• WHAT YOU WILL DO: Restate each of the lines given below, word for word.

[Data entries]
====================
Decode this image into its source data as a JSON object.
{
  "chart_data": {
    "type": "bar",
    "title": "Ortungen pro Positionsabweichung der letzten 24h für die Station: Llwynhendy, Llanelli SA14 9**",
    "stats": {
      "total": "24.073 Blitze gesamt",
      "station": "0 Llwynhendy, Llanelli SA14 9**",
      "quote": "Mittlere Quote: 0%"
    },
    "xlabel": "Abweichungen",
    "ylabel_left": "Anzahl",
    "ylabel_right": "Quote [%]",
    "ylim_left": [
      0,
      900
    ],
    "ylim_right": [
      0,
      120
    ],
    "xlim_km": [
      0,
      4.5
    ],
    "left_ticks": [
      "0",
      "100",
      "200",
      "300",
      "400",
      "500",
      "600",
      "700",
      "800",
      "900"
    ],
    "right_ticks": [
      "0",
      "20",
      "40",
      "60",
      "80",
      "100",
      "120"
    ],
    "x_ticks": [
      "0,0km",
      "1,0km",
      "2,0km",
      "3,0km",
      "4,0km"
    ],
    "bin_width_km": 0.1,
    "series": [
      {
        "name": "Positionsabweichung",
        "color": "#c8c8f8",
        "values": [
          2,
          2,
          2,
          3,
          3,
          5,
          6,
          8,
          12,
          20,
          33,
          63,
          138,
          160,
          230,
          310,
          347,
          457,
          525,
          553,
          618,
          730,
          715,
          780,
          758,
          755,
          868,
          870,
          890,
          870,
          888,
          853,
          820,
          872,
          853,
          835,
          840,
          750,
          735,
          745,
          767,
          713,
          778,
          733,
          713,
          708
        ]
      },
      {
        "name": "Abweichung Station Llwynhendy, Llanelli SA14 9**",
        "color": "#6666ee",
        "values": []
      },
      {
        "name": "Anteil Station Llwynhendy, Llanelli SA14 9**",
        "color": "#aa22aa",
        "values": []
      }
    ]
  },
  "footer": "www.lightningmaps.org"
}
====================
• COMPLETE RESPONSE:
Decode this image into its source data as a JSON object.
{
  "chart_data": {
    "type": "bar",
    "title": "Ortungen pro Positionsabweichung der letzten 24h für die Station: Llwynhendy, Llanelli SA14 9**",
    "stats": {
      "total": "24.073 Blitze gesamt",
      "station": "0 Llwynhendy, Llanelli SA14 9**",
      "quote": "Mittlere Quote: 0%"
    },
    "xlabel": "Abweichungen",
    "ylabel_left": "Anzahl",
    "ylabel_right": "Quote [%]",
    "ylim_left": [
      0,
      900
    ],
    "ylim_right": [
      0,
      120
    ],
    "xlim_km": [
      0,
      4.5
    ],
    "left_ticks": [
      "0",
      "100",
      "200",
      "300",
      "400",
      "500",
      "600",
      "700",
      "800",
      "900"
    ],
    "right_ticks": [
      "0",
      "20",
      "40",
      "60",
      "80",
      "100",
      "120"
    ],
    "x_ticks": [
      "0,0km",
      "1,0km",
      "2,0km",
      "3,0km",
      "4,0km"
    ],
    "bin_width_km": 0.1,
    "series": [
      {
        "name": "Positionsabweichung",
        "color": "#c8c8f8",
        "values": [
          2,
          2,
          2,
          3,
          3,
          5,
          6,
          8,
          12,
          20,
          33,
          63,
          138,
          160,
          230,
          310,
          347,
          457,
          525,
          553,
          618,
          730,
          715,
          780,
          758,
          755,
          868,
          870,
          890,
          870,
          888,
          853,
          820,
          872,
          853,
          835,
          840,
          750,
          735,
          745,
          767,
          713,
          778,
          733,
          713,
          708
        ]
      },
      {
        "name": "Abweichung Station Llwynhendy, Llanelli SA14 9**",
        "color": "#6666ee",
        "values": []
      },
      {
        "name": "Anteil Station Llwynhendy, Llanelli SA14 9**",
        "color": "#aa22aa",
        "values": []
      }
    ]
  },
  "footer": "www.lightningmaps.org"
}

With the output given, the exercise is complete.